What is needed :: Find the string "color" in the entries and copy each line that has it.

[Extracts from a graphics dataset]
■ ■ ■ ■

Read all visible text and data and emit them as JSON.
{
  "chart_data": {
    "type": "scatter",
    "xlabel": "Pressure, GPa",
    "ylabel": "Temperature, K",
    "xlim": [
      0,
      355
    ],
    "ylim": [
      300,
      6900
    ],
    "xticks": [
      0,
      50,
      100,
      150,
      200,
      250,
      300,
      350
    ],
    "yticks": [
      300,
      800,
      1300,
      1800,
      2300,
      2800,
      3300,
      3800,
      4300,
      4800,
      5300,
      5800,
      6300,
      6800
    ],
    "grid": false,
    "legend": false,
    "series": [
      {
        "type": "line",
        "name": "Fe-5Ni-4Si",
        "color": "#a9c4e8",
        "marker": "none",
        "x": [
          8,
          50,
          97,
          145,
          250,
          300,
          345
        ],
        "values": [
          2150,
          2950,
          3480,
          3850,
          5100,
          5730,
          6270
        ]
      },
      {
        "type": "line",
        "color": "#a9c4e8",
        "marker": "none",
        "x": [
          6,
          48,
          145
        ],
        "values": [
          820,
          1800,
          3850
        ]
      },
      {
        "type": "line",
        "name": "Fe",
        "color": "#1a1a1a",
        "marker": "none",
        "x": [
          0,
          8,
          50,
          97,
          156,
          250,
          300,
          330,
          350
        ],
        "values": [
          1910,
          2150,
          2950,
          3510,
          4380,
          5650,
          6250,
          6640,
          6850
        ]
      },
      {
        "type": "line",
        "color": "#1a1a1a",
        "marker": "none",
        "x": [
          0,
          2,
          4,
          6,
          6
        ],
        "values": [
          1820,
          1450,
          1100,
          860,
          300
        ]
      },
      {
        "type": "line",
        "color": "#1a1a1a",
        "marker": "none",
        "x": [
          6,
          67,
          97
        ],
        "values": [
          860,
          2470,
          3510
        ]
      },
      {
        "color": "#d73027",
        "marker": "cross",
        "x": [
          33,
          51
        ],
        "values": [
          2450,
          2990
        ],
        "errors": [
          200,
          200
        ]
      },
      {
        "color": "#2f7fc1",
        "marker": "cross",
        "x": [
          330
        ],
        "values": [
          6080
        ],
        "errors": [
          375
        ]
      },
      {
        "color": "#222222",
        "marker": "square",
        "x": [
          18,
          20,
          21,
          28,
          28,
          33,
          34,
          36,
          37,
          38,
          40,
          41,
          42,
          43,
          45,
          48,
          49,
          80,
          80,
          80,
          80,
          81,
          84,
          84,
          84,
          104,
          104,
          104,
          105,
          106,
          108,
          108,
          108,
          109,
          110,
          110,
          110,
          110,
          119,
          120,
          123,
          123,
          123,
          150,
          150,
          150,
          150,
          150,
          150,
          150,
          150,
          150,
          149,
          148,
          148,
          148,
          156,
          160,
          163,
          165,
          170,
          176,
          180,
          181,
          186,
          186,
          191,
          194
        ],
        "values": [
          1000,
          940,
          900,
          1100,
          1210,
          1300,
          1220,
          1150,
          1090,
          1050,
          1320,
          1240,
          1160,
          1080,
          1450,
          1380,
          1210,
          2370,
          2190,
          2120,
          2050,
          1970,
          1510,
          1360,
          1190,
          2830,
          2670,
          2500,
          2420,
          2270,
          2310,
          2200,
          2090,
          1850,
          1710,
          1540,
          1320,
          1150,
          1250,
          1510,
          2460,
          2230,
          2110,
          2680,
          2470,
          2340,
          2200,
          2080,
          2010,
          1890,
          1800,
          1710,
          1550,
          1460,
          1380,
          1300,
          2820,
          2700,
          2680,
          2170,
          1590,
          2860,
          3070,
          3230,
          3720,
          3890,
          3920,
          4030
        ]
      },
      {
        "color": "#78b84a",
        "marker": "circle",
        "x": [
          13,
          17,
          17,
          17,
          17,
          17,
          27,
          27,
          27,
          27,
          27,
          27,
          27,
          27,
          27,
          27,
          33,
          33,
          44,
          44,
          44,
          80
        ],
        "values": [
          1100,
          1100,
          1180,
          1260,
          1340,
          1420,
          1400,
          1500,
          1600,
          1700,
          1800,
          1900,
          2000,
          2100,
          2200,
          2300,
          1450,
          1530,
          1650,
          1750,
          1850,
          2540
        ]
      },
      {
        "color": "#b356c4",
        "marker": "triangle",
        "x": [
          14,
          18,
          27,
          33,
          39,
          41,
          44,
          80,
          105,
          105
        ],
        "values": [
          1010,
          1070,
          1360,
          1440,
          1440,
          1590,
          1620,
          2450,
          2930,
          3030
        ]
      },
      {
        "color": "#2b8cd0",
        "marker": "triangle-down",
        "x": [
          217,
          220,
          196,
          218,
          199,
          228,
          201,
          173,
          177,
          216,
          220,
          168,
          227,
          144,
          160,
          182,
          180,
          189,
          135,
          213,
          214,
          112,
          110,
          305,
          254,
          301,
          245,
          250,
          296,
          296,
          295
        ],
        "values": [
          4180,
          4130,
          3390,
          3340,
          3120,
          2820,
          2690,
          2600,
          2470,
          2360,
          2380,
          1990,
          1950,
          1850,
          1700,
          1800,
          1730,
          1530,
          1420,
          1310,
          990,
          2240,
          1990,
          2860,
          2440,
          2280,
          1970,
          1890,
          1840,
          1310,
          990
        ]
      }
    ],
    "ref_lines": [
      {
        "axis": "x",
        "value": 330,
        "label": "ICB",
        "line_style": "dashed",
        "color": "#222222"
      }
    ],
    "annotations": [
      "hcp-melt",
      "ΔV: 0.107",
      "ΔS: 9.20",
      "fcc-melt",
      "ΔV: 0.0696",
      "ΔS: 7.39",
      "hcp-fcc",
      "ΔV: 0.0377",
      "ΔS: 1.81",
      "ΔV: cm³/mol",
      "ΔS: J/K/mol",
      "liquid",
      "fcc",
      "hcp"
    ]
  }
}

■ ■ ■ ■

Complete answer ::
        "color": "#a9c4e8",
        "color": "#a9c4e8",
        "color": "#1a1a1a",
        "color": "#1a1a1a",
        "color": "#1a1a1a",
        "color": "#d73027",
        "color": "#2f7fc1",
        "color": "#222222",
        "color": "#78b84a",
        "color": "#b356c4",
        "color": "#2b8cd0",
        "color": "#222222"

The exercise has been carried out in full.